**TAREFAS**
1. Copie do texto sobre o português em Moçambique o trecho entre "Anónimo disse..." e "e variado mocambicano)!", inclusive.
2. Responda com base no texto sobre o português em Moçambique:
(a) Em que cidade está acontecendo o Colóquio Anual da Lusofonia?
(b) Qual veículo citou a fala da linguista Edma Sata?
(c) Que palavra, segundo um dos comentários, ninguém escreve mais hoje em dia?
3. Dê continuidade ao texto sobre o português em Moçambique, começando logo depois da última frase dele.

**TRECHO DO TEXTO**
------------------------------------------------
07 outubro 2008

O "assassinato" do português em Moçambique (1)

“O português está muito assassinado em Moçambique, por exemplo, dizem descamisados para tirar a camisa, descabelar para cortar o cabelo, conflitar para entrar em conflito ou eu vou ali comprar umas jenessis, uma jeans"- afirmou, citada pelo Canal de Moçambique na sua edição online de hoje, a linguista moçambicana Edma Sata em Bragança, Portugal, onde está a decorrer o Colóquio Anual da Lusofonia. Aguardem a continuidade de uma curta série.

14 comentários:

Anónimo disse...

Assasinato nada,apenas nossa maneira de dizer as coisas.

Nyabetse, Tatinguwaku disse...

Hahaha, não me levem a mal, mas eu acho que esta "batalha da lingua" está perdida. A lingua não é estática, mesmo a que foi escrita por Camões sofreu transformacoes, e mudancas, e hoje em dia ninguém escreve "hontem"... (Veja este link http://pt.wikisource.org/wiki/Primeiro_Tratado_de_Santo_Ildefonso).

O nosso português é resultado, naturalmente do portugues e do (muito e variado mocambicano)!

PS: Aliás, professor, o uso da palavra "dialecto" para referir linguas africanas não eh um erro crasso?

Nyabetse, Tatinguwaku disse...

Hahaha, não me levem a mal, mas eu acho que esta "batalha da lingua" está perdida. A lingua não é estática, mesmo a que foi escrita por Camões sofreu transformacoes, e mudancas, e hoje em dia ninguém escreve "hontem"... (Veja este link http://pt.wikisource.org/wiki/Primeiro_Tratado_de_Santo_Ildefonso).
------------------------------------------------
**INFORMAÇÃO FORNECIDA**
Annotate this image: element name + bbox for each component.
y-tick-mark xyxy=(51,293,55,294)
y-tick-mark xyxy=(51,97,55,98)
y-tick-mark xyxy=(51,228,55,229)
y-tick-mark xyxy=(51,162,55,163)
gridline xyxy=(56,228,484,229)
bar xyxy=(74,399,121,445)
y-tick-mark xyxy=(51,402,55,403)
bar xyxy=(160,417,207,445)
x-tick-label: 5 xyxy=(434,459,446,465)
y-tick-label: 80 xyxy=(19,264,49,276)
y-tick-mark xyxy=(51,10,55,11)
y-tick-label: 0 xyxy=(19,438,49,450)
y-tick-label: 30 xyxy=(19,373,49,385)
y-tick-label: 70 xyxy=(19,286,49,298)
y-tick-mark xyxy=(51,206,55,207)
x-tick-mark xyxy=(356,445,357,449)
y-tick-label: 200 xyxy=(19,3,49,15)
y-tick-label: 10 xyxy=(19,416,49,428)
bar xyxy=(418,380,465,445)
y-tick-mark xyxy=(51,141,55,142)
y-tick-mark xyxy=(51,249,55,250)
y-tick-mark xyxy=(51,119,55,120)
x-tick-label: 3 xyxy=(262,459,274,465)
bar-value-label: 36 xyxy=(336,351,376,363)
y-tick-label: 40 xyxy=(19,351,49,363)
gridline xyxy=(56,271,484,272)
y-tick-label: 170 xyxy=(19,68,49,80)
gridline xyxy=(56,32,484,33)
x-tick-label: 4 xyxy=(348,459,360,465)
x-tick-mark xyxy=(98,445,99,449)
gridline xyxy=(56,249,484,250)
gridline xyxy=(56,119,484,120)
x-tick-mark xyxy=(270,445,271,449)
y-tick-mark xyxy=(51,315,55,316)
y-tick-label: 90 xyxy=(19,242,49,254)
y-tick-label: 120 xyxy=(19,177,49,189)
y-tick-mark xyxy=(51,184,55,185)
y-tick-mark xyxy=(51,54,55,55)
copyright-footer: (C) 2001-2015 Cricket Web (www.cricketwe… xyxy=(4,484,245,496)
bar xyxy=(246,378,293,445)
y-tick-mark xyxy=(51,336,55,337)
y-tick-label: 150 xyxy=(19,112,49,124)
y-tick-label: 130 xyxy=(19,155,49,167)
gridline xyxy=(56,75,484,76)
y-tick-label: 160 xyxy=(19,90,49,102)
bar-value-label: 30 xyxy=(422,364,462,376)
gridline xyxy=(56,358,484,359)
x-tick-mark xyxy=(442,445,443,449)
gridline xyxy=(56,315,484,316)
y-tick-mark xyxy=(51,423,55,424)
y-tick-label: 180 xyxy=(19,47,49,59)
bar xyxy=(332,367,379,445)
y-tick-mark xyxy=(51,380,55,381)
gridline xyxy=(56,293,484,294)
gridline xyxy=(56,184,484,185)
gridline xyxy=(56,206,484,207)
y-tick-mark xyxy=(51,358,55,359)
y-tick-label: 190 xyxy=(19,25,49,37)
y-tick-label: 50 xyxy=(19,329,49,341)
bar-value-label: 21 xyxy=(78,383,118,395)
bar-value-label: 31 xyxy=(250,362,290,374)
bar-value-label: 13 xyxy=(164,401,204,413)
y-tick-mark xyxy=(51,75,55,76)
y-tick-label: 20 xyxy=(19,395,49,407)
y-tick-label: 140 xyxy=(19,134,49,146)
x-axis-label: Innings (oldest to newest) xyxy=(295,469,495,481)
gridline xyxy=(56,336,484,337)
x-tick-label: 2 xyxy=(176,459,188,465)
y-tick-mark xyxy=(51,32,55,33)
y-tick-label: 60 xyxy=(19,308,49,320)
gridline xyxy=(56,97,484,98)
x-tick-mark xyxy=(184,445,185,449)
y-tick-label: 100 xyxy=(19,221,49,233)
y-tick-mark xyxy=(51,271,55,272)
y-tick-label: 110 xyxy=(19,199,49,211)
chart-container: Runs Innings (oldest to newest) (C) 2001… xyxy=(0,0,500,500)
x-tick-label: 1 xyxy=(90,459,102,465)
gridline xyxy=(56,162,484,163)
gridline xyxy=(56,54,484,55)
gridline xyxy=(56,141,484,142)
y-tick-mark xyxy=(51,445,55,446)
------------------------------------------------
**RESPOSTAS ÀS TAREFAS**
1.
Anónimo disse...

Assasinato nada,apenas nossa maneira de dizer as coisas.

Nyabetse, Tatinguwaku disse...

Hahaha, não me levem a mal, mas eu acho que esta "batalha da lingua" está perdida. A lingua não é estática, mesmo a que foi escrita por Camões sofreu transformacoes, e mudancas, e hoje em dia ninguém escreve "hontem"... (Veja este link http://pt.wikisource.org/wiki/Primeiro_Tratado_de_Santo_Ildefonso).

O nosso português é resultado, naturalmente do portugues e do (muito e variado mocambicano)!

2.
(a) Em Bragança, Portugal.
(b) O Canal de Moçambique, na sua edição online.
(c) "hontem".

3.
O nosso português é resultado, naturalmente do intercambio entre o portugues e do (muito e variado) mocambicano! Assassinato nada!

PS: Aliás, o uso da palavra "dialecto" para referir linguas africanas não eh um erro crasso?

Carlos Serra disse...

Lá tentarei chegar, Melita...

Anónimo disse...

meu caros,

dialecto, foi um termo usado pelos colonialistas, para designar de forma pejorativa as linguas das colonias. No entanto, em ciencia, pode-se fazer a distincao entre lingas e varientes, de onde se podem encontrar dialectos.

Nao concordo com a ideia de que usar o termo descamisar (e outros), seja assassinar a lingua portuguesa, pq a lingua evolui e pode acolher vocabulos novos (neologismos), por que nao?

Um abraco em todos, obrigada, prof, por nos trazer assuntos interessantissimos...so aprendemos.
SJ

Carlos Serra disse...

Sim, um termo que vem do colonialismo. Muitos de nós, hoje ainda, o temos por natural e...por justo: "é dialecto", a gente fala nosso dialecto". Por outras palavras: interiorizámos um princípio que não tem a ver com as variantes de uma língua, mas com a catologação desqualificante de outras línguas face ao português.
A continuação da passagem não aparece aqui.